● WHAT TO DO: Write out the lines below word for word, keeping every one of them as it stands.

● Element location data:
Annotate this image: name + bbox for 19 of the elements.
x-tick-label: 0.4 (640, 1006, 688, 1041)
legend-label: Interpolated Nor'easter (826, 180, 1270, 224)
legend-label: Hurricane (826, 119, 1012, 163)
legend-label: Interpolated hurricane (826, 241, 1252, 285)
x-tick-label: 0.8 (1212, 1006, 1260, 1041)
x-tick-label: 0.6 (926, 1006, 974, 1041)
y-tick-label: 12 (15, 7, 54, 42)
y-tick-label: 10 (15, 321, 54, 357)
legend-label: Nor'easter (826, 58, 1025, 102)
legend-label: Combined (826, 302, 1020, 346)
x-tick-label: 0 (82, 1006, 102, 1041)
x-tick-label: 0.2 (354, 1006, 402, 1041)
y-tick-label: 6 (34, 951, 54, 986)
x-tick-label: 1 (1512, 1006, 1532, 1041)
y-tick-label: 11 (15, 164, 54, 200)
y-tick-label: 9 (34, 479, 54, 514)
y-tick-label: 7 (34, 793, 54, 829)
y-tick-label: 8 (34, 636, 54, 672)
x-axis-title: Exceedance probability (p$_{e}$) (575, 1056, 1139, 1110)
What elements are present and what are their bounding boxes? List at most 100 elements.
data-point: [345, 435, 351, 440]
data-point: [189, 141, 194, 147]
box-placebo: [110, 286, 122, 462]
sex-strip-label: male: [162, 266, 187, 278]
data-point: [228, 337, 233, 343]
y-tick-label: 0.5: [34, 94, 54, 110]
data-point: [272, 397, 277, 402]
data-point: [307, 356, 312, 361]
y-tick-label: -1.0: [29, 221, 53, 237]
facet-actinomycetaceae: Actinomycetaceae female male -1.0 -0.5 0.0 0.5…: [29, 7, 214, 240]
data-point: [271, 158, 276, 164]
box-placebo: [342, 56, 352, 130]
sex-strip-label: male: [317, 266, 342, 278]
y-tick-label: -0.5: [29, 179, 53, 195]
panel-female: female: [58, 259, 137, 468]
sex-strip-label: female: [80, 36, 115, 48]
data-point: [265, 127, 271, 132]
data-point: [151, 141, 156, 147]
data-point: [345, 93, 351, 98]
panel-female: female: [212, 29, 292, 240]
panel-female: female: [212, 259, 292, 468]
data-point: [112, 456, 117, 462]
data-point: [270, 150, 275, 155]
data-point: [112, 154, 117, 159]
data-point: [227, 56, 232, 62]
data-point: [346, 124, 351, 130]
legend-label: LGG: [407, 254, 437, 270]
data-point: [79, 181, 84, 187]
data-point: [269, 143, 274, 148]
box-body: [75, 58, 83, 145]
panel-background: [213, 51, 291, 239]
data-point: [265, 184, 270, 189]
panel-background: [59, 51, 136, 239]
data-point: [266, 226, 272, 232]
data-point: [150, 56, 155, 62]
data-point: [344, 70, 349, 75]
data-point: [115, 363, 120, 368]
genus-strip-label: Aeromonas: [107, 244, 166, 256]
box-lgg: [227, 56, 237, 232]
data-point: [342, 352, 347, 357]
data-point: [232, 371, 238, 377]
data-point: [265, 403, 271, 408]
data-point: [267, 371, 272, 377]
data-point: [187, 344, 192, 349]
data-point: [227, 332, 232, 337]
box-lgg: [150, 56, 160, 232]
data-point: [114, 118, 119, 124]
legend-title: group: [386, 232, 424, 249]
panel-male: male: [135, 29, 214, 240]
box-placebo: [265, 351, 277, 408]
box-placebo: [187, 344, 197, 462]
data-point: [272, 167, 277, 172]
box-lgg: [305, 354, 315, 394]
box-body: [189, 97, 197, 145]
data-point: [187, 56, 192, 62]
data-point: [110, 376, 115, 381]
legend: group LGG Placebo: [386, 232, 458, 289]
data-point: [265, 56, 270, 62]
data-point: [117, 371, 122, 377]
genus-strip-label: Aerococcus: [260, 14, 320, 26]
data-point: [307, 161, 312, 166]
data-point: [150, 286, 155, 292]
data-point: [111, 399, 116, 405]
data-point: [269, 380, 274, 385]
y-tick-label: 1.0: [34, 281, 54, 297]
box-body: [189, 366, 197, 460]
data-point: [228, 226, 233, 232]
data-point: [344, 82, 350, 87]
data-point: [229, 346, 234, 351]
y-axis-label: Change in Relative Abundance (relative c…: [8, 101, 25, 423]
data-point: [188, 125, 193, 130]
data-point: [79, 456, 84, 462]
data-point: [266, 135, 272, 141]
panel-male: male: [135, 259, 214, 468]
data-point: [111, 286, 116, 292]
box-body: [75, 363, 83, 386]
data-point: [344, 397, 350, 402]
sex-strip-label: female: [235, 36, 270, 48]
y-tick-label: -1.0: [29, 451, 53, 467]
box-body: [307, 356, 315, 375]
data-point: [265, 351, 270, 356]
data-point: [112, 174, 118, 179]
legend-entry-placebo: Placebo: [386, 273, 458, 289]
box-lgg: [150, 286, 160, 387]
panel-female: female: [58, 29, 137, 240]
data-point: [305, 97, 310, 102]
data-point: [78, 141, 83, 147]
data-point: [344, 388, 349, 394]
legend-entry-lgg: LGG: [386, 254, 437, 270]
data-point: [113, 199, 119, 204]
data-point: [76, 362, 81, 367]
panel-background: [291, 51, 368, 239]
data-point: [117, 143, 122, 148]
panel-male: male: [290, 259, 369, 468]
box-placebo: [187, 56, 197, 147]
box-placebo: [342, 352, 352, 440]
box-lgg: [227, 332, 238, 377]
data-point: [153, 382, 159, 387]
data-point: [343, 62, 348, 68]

● OUTPUT OF THE EXERCISE:
Annotate this image: name + bbox for 19 of the elements.
x-tick-label: 0.4 (640, 1006, 688, 1041)
legend-label: Interpolated Nor'easter (826, 180, 1270, 224)
legend-label: Hurricane (826, 119, 1012, 163)
legend-label: Interpolated hurricane (826, 241, 1252, 285)
x-tick-label: 0.8 (1212, 1006, 1260, 1041)
x-tick-label: 0.6 (926, 1006, 974, 1041)
y-tick-label: 12 (15, 7, 54, 42)
y-tick-label: 10 (15, 321, 54, 357)
legend-label: Nor'easter (826, 58, 1025, 102)
legend-label: Combined (826, 302, 1020, 346)
x-tick-label: 0 (82, 1006, 102, 1041)
x-tick-label: 0.2 (354, 1006, 402, 1041)
y-tick-label: 6 (34, 951, 54, 986)
x-tick-label: 1 (1512, 1006, 1532, 1041)
y-tick-label: 11 (15, 164, 54, 200)
y-tick-label: 9 (34, 479, 54, 514)
y-tick-label: 7 (34, 793, 54, 829)
y-tick-label: 8 (34, 636, 54, 672)
x-axis-title: Exceedance probability (p$_{e}$) (575, 1056, 1139, 1110)
What elements are present and what are their bounding boxes? List at most 100 elements.
data-point: [345, 435, 351, 440]
data-point: [189, 141, 194, 147]
box-placebo: [110, 286, 122, 462]
sex-strip-label: male: [162, 266, 187, 278]
data-point: [228, 337, 233, 343]
y-tick-label: 0.5: [34, 94, 54, 110]
data-point: [272, 397, 277, 402]
data-point: [307, 356, 312, 361]
y-tick-label: -1.0: [29, 221, 53, 237]
facet-actinomycetaceae: Actinomycetaceae female male -1.0 -0.5 0.0 0.5…: [29, 7, 214, 240]
data-point: [271, 158, 276, 164]
box-placebo: [342, 56, 352, 130]
sex-strip-label: male: [317, 266, 342, 278]
y-tick-label: -0.5: [29, 179, 53, 195]
panel-female: female: [58, 259, 137, 468]
sex-strip-label: female: [80, 36, 115, 48]
data-point: [265, 127, 271, 132]
data-point: [151, 141, 156, 147]
data-point: [345, 93, 351, 98]
panel-female: female: [212, 29, 292, 240]
panel-female: female: [212, 259, 292, 468]
data-point: [112, 456, 117, 462]
data-point: [270, 150, 275, 155]
data-point: [112, 154, 117, 159]
data-point: [227, 56, 232, 62]
data-point: [346, 124, 351, 130]
legend-label: LGG: [407, 254, 437, 270]
data-point: [79, 181, 84, 187]
data-point: [269, 143, 274, 148]
box-body: [75, 58, 83, 145]
panel-background: [213, 51, 291, 239]
data-point: [265, 184, 270, 189]
panel-background: [59, 51, 136, 239]
data-point: [266, 226, 272, 232]
data-point: [150, 56, 155, 62]
data-point: [344, 70, 349, 75]
data-point: [115, 363, 120, 368]
genus-strip-label: Aeromonas: [107, 244, 166, 256]
box-lgg: [227, 56, 237, 232]
data-point: [342, 352, 347, 357]
data-point: [232, 371, 238, 377]
data-point: [265, 403, 271, 408]
data-point: [267, 371, 272, 377]
data-point: [187, 344, 192, 349]
data-point: [227, 332, 232, 337]
box-lgg: [150, 56, 160, 232]
data-point: [114, 118, 119, 124]
legend-title: group: [386, 232, 424, 249]
panel-male: male: [135, 29, 214, 240]
box-placebo: [265, 351, 277, 408]
box-placebo: [187, 344, 197, 462]
data-point: [272, 167, 277, 172]
box-lgg: [305, 354, 315, 394]
box-body: [189, 97, 197, 145]
data-point: [187, 56, 192, 62]
data-point: [110, 376, 115, 381]
legend: group LGG Placebo: [386, 232, 458, 289]
data-point: [265, 56, 270, 62]
data-point: [117, 371, 122, 377]
genus-strip-label: Aerococcus: [260, 14, 320, 26]
data-point: [307, 161, 312, 166]
data-point: [150, 286, 155, 292]
data-point: [111, 399, 116, 405]
data-point: [269, 380, 274, 385]
y-tick-label: 1.0: [34, 281, 54, 297]
box-body: [189, 366, 197, 460]
data-point: [228, 226, 233, 232]
data-point: [344, 82, 350, 87]
data-point: [229, 346, 234, 351]
y-axis-label: Change in Relative Abundance (relative c…: [8, 101, 25, 423]
data-point: [188, 125, 193, 130]
data-point: [79, 456, 84, 462]
data-point: [266, 135, 272, 141]
panel-male: male: [135, 259, 214, 468]
data-point: [111, 286, 116, 292]
box-body: [75, 363, 83, 386]
data-point: [344, 397, 350, 402]
sex-strip-label: female: [235, 36, 270, 48]
y-tick-label: -1.0: [29, 451, 53, 467]
box-body: [307, 356, 315, 375]
data-point: [265, 351, 270, 356]
data-point: [112, 174, 118, 179]
legend-entry-placebo: Placebo: [386, 273, 458, 289]
box-lgg: [150, 286, 160, 387]
panel-female: female: [58, 29, 137, 240]
data-point: [305, 97, 310, 102]
data-point: [78, 141, 83, 147]
data-point: [344, 388, 349, 394]
legend-entry-lgg: LGG: [386, 254, 437, 270]
data-point: [113, 199, 119, 204]
data-point: [76, 362, 81, 367]
panel-background: [291, 51, 368, 239]
data-point: [117, 143, 122, 148]
panel-male: male: [290, 259, 369, 468]
box-placebo: [187, 56, 197, 147]
box-placebo: [342, 352, 352, 440]
box-lgg: [227, 332, 238, 377]
data-point: [153, 382, 159, 387]
data-point: [343, 62, 348, 68]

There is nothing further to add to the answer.